**Exercise:** Using the data below, copy every line that contains the word "сетей".

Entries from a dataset
— Start —

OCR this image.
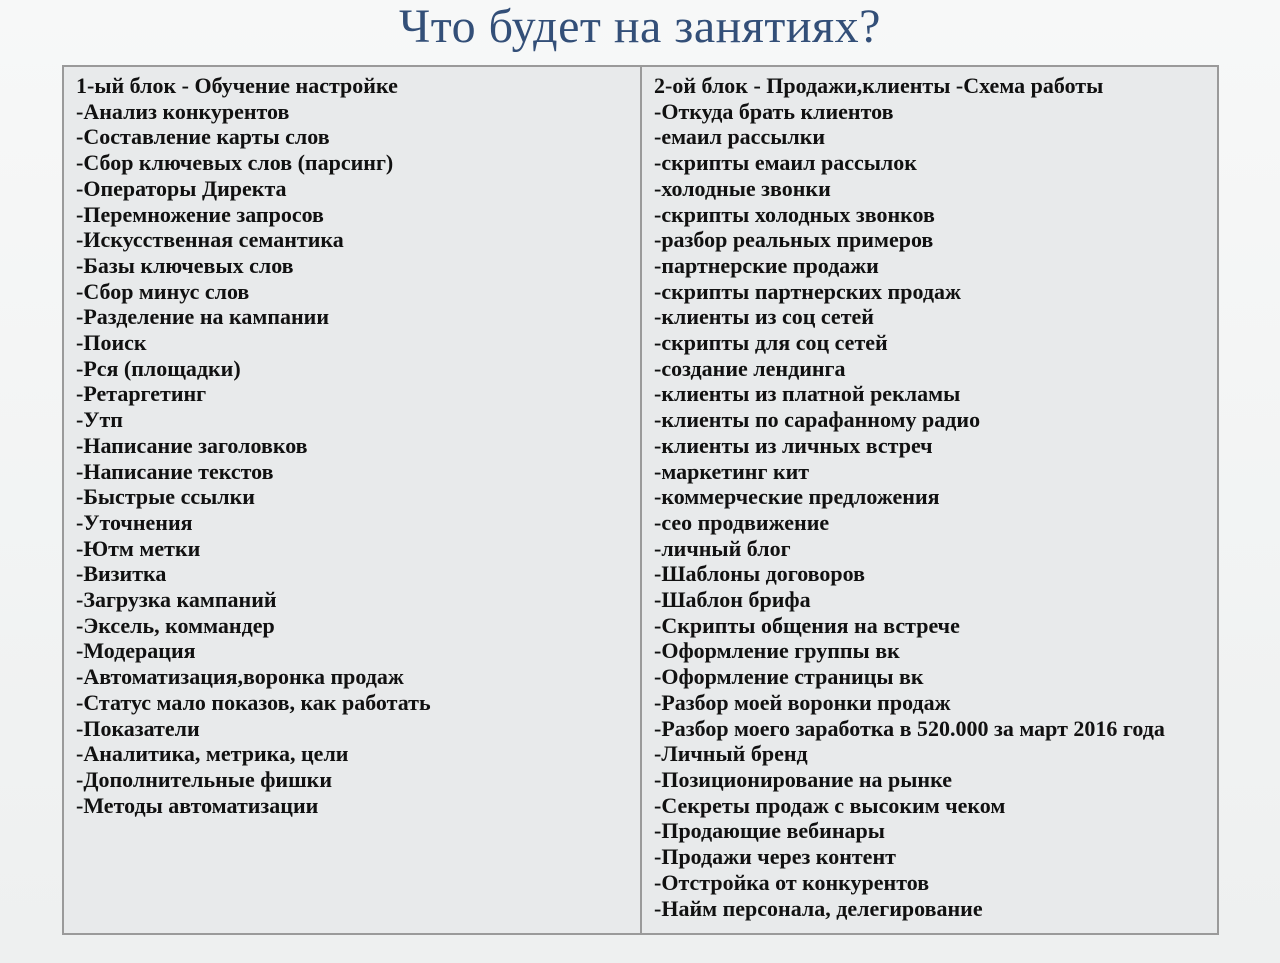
Что будет на занятиях?
1-ый блок - Обучение настройке
-Анализ конкурентов
-Составление карты слов
-Сбор ключевых слов (парсинг)
-Операторы Директа
-Перемножение запросов
-Искусственная семантика
-Базы ключевых слов
-Сбор минус слов
-Разделение на кампании
-Поиск
-Рся (площадки)
-Ретаргетинг
-Утп
-Написание заголовков
-Написание текстов
-Быстрые ссылки
-Уточнения
-Ютм метки
-Визитка
-Загрузка кампаний
-Эксель, коммандер
-Модерация
-Автоматизация,воронка продаж
-Статус мало показов, как работать
-Показатели
-Аналитика, метрика, цели
-Дополнительные фишки
-Методы автоматизации
2-ой блок - Продажи,клиенты -Схема работы
-Откуда брать клиентов
-емаил рассылки
-скрипты емаил рассылок
-холодные звонки
-скрипты холодных звонков
-разбор реальных примеров
-партнерские продажи
-скрипты партнерских продаж
-клиенты из соц сетей
-скрипты для соц сетей
-создание лендинга
-клиенты из платной рекламы
-клиенты по сарафанному радио
-клиенты из личных встреч
-маркетинг кит
-коммерческие предложения
-сео продвижение
-личный блог
-Шаблоны договоров
-Шаблон брифа
-Скрипты общения на встрече
-Оформление группы вк
-Оформление страницы вк
-Разбор моей воронки продаж
-Разбор моего заработка в 520.000 за март 2016 года
-Личный бренд
-Позиционирование на рынке
-Секреты продаж с высоким чеком
-Продающие вебинары
-Продажи через контент
-Отстройка от конкурентов
-Найм персонала, делегирование
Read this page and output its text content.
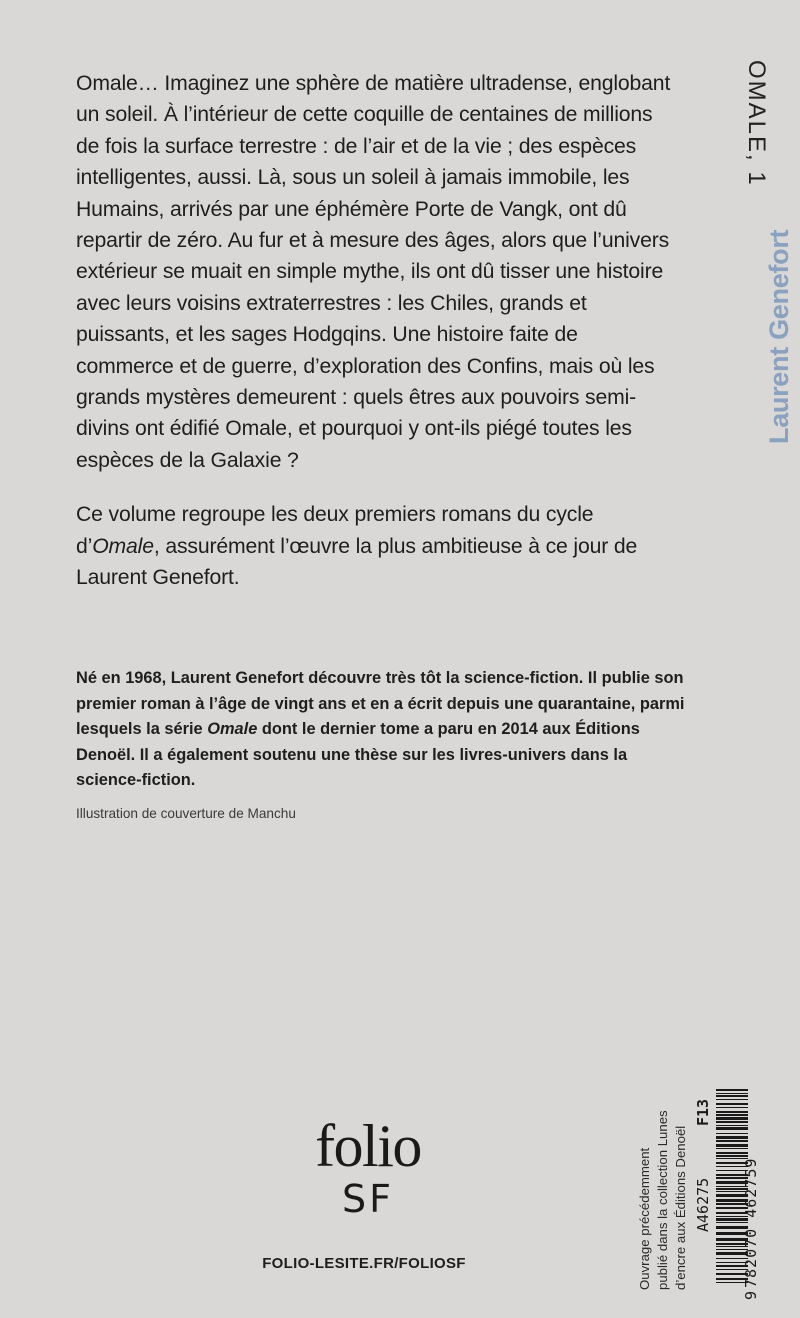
Omale… Imaginez une sphère de matière ultradense, englobant un soleil. À l’intérieur de cette coquille de centaines de millions de fois la surface terrestre : de l’air et de la vie ; des espèces intelligentes, aussi. Là, sous un soleil à jamais immobile, les Humains, arrivés par une éphémère Porte de Vangk, ont dû repartir de zéro. Au fur et à mesure des âges, alors que l’univers extérieur se muait en simple mythe, ils ont dû tisser une histoire avec leurs voisins extraterrestres : les Chiles, grands et puissants, et les sages Hodgqins. Une histoire faite de commerce et de guerre, d’exploration des Confins, mais où les grands mystères demeurent : quels êtres aux pouvoirs semi-divins ont édifié Omale, et pourquoi y ont-ils piégé toutes les espèces de la Galaxie ?

Ce volume regroupe les deux premiers romans du cycle d’Omale, assurément l’œuvre la plus ambitieuse à ce jour de Laurent Genefort.

Né en 1968, Laurent Genefort découvre très tôt la science-fiction. Il publie son premier roman à l’âge de vingt ans et en a écrit depuis une quarantaine, parmi lesquels la série Omale dont le dernier tome a paru en 2014 aux Éditions Denoël. Il a également soutenu une thèse sur les livres-univers dans la science-fiction.
Illustration de couverture de Manchu
OMALE, 1
Laurent Genefort
folio
SF
FOLIO-LESITE.FR/FOLIOSF	Ouvrage précédemment publié dans la collection Lunes d’encre aux Éditions Denoël A46275
F13
9
782070 462759
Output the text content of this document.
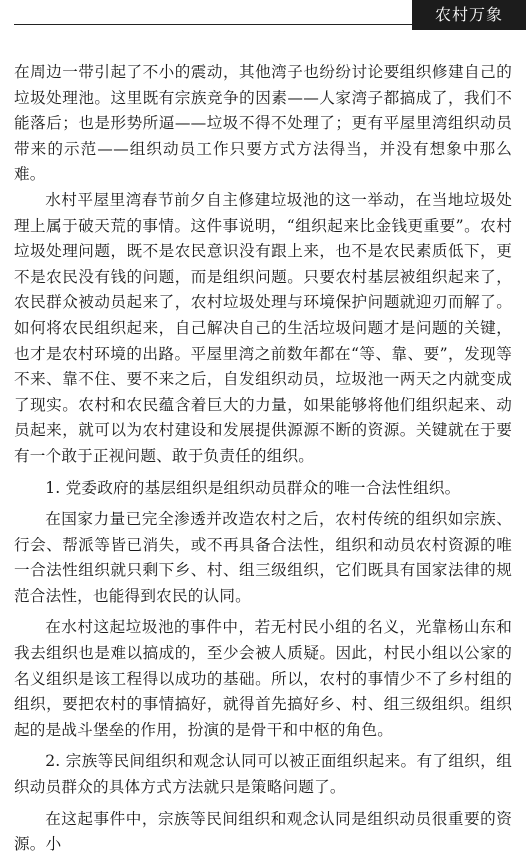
农村万象

在周边一带引起了不小的震动，其他湾子也纷纷讨论要组织修建自己的垃圾处理池。这里既有宗族竞争的因素——人家湾子都搞成了，我们不能落后；也是形势所逼——垃圾不得不处理了；更有平屋里湾组织动员带来的示范——组织动员工作只要方式方法得当，并没有想象中那么难。

水村平屋里湾春节前夕自主修建垃圾池的这一举动，在当地垃圾处理上属于破天荒的事情。这件事说明，“组织起来比金钱更重要”。农村垃圾处理问题，既不是农民意识没有跟上来，也不是农民素质低下，更不是农民没有钱的问题，而是组织问题。只要农村基层被组织起来了，农民群众被动员起来了，农村垃圾处理与环境保护问题就迎刃而解了。如何将农民组织起来，自己解决自己的生活垃圾问题才是问题的关键，也才是农村环境的出路。平屋里湾之前数年都在“等、靠、要”，发现等不来、靠不住、要不来之后，自发组织动员，垃圾池一两天之内就变成了现实。农村和农民蕴含着巨大的力量，如果能够将他们组织起来、动员起来，就可以为农村建设和发展提供源源不断的资源。关键就在于要有一个敢于正视问题、敢于负责任的组织。

1. 党委政府的基层组织是组织动员群众的唯一合法性组织。

在国家力量已完全渗透并改造农村之后，农村传统的组织如宗族、行会、帮派等皆已消失，或不再具备合法性，组织和动员农村资源的唯一合法性组织就只剩下乡、村、组三级组织，它们既具有国家法律的规范合法性，也能得到农民的认同。

在水村这起垃圾池的事件中，若无村民小组的名义，光靠杨山东和我去组织也是难以搞成的，至少会被人质疑。因此，村民小组以公家的名义组织是该工程得以成功的基础。所以，农村的事情少不了乡村组的组织，要把农村的事情搞好，就得首先搞好乡、村、组三级组织。组织起的是战斗堡垒的作用，扮演的是骨干和中枢的角色。

2. 宗族等民间组织和观念认同可以被正面组织起来。有了组织，组织动员群众的具体方式方法就只是策略问题了。

在这起事件中，宗族等民间组织和观念认同是组织动员很重要的资源。小
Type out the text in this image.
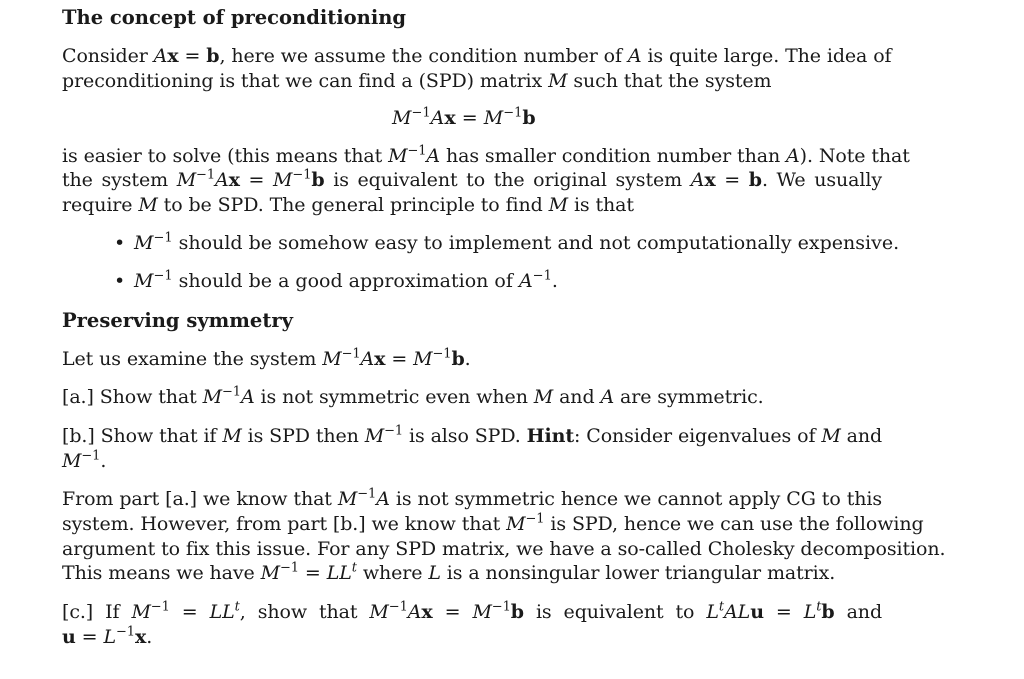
The concept of preconditioning
Consider Ax = b, here we assume the condition number of A is quite large. The idea of
preconditioning is that we can find a (SPD) matrix M such that the system
$M^{-1}Ax = M^{-1}b$
is easier to solve (this means that $M^{-1}A$ has smaller condition number than A). Note that
the system $M^{-1}Ax = M^{-1}b$ is equivalent to the original system Ax = b. We usually
require M to be SPD. The general principle to find M is that
• $M^{-1}$ should be somehow easy to implement and not computationally expensive.
• $M^{-1}$ should be a good approximation of $A^{-1}$.
Preserving symmetry
Let us examine the system $M^{-1}Ax = M^{-1}b$.
[a.] Show that $M^{-1}A$ is not symmetric even when M and A are symmetric.
[b.] Show that if M is SPD then $M^{-1}$ is also SPD. Hint: Consider eigenvalues of M and
$M^{-1}$.
From part [a.] we know that $M^{-1}A$ is not symmetric hence we cannot apply CG to this
system. However, from part [b.] we know that $M^{-1}$ is SPD, hence we can use the following
argument to fix this issue. For any SPD matrix, we have a so-called Cholesky decomposition.
This means we have $M^{-1} = LL^t$ where L is a nonsingular lower triangular matrix.
[c.] If $M^{-1} = LL^t$, show that $M^{-1}Ax = M^{-1}b$ is equivalent to $L^tALu = L^tb$ and
$u = L^{-1}x$.
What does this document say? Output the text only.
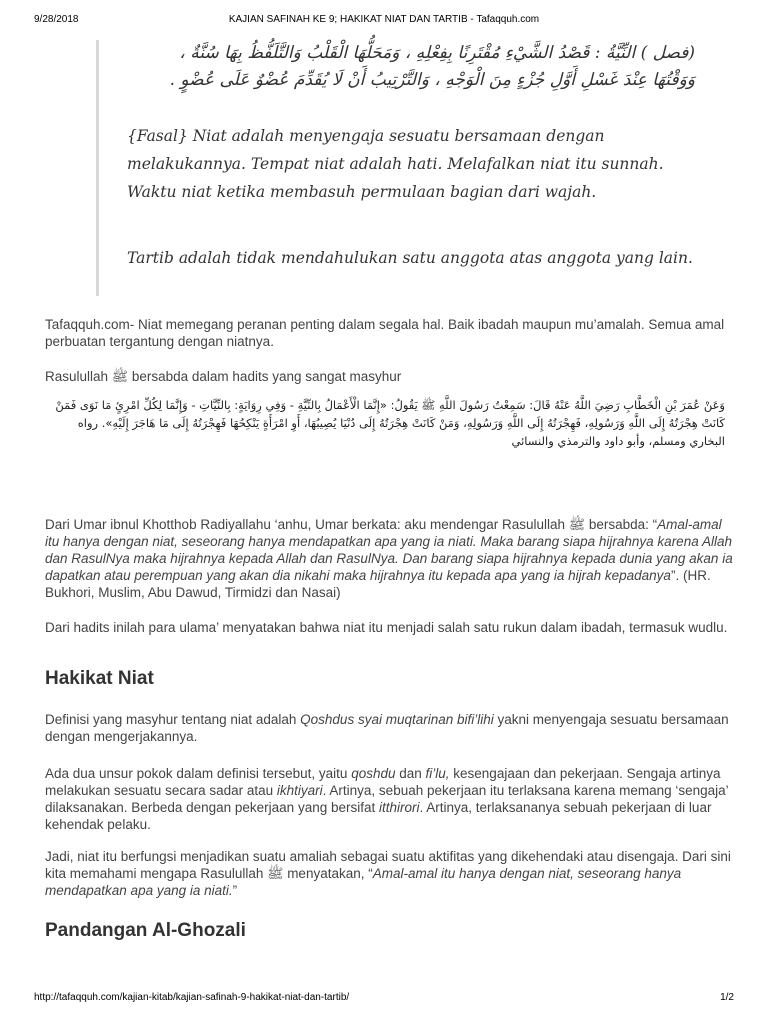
9/28/2018	KAJIAN SAFINAH KE 9; HAKIKAT NIAT DAN TARTIB - Tafaqquh.com
(فصل ) النِّيَّةُ : قَصْدُ الشَّيْءِ مُقْتَرِنًا بِفِعْلِهِ ، وَمَحَلُّهَا الْقَلْبُ وَالتَّلَفُّظُ بِهَا سُنَّةٌ ،
وَوَقْتُهَا عِنْدَ غَسْلِ أَوَّلِ جُزْءٍ مِنَ الْوَجْهِ ، وَالتَّرْتِيبُ أَنْ لَا يُقَدِّمَ عُضْوٌ عَلَى عُضْوٍ .

{Fasal} Niat adalah menyengaja sesuatu bersamaan dengan melakukannya. Tempat niat adalah hati. Melafalkan niat itu sunnah. Waktu niat ketika membasuh permulaan bagian dari wajah.

Tartib adalah tidak mendahulukan satu anggota atas anggota yang lain.

Tafaqquh.com- Niat memegang peranan penting dalam segala hal. Baik ibadah maupun mu’amalah. Semua amal perbuatan tergantung dengan niatnya.

Rasulullah ﷺ bersabda dalam hadits yang sangat masyhur

وَعَنْ عُمَرَ بْنِ الْخَطَّابِ رَضِيَ اللَّهُ عَنْهُ قَالَ: سَمِعْتُ رَسُولَ اللَّهِ ﷺ يَقُولُ: «إِنَّمَا الْأَعْمَالُ بِالنِّيَّةِ - وَفِي رِوَايَةٍ: بِالنِّيَّاتِ - وَإِنَّمَا لِكُلِّ امْرِئٍ مَا نَوَى فَمَنْ كَانَتْ هِجْرَتُهُ إِلَى اللَّهِ وَرَسُولِهِ، فَهِجْرَتُهُ إِلَى اللَّهِ وَرَسُولِهِ، وَمَنْ كَانَتْ هِجْرَتُهُ إِلَى دُنْيَا يُصِيبُهَا، أَوِ امْرَأَةٍ يَنْكِحُهَا فَهِجْرَتُهُ إِلَى مَا هَاجَرَ إِلَيْهِ». رواه البخاري ومسلم، وأبو داود والترمذي والنسائي

Dari Umar ibnul Khotthob Radiyallahu ‘anhu, Umar berkata: aku mendengar Rasulullah ﷺ bersabda: “Amal-amal itu hanya dengan niat, seseorang hanya mendapatkan apa yang ia niati. Maka barang siapa hijrahnya karena Allah dan RasulNya maka hijrahnya kepada Allah dan RasulNya. Dan barang siapa hijrahnya kepada dunia yang akan ia dapatkan atau perempuan yang akan dia nikahi maka hijrahnya itu kepada apa yang ia hijrah kepadanya”. (HR. Bukhori, Muslim, Abu Dawud, Tirmidzi dan Nasai)

Dari hadits inilah para ulama’ menyatakan bahwa niat itu menjadi salah satu rukun dalam ibadah, termasuk wudlu.

Hakikat Niat

Definisi yang masyhur tentang niat adalah Qoshdus syai muqtarinan bifi’lihi yakni menyengaja sesuatu bersamaan dengan mengerjakannya.

Ada dua unsur pokok dalam definisi tersebut, yaitu qoshdu dan fi’lu, kesengajaan dan pekerjaan. Sengaja artinya melakukan sesuatu secara sadar atau ikhtiyari. Artinya, sebuah pekerjaan itu terlaksana karena memang ‘sengaja’ dilaksanakan. Berbeda dengan pekerjaan yang bersifat itthirori. Artinya, terlaksananya sebuah pekerjaan di luar kehendak pelaku.

Jadi, niat itu berfungsi menjadikan suatu amaliah sebagai suatu aktifitas yang dikehendaki atau disengaja. Dari sini kita memahami mengapa Rasulullah ﷺ menyatakan, “Amal-amal itu hanya dengan niat, seseorang hanya mendapatkan apa yang ia niati.”

Pandangan Al-Ghozali
http://tafaqquh.com/kajian-kitab/kajian-safinah-9-hakikat-niat-dan-tartib/	1/2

— End —

**Response for this exercise:**
-клиенты из соц сетей
-скрипты для соц сетей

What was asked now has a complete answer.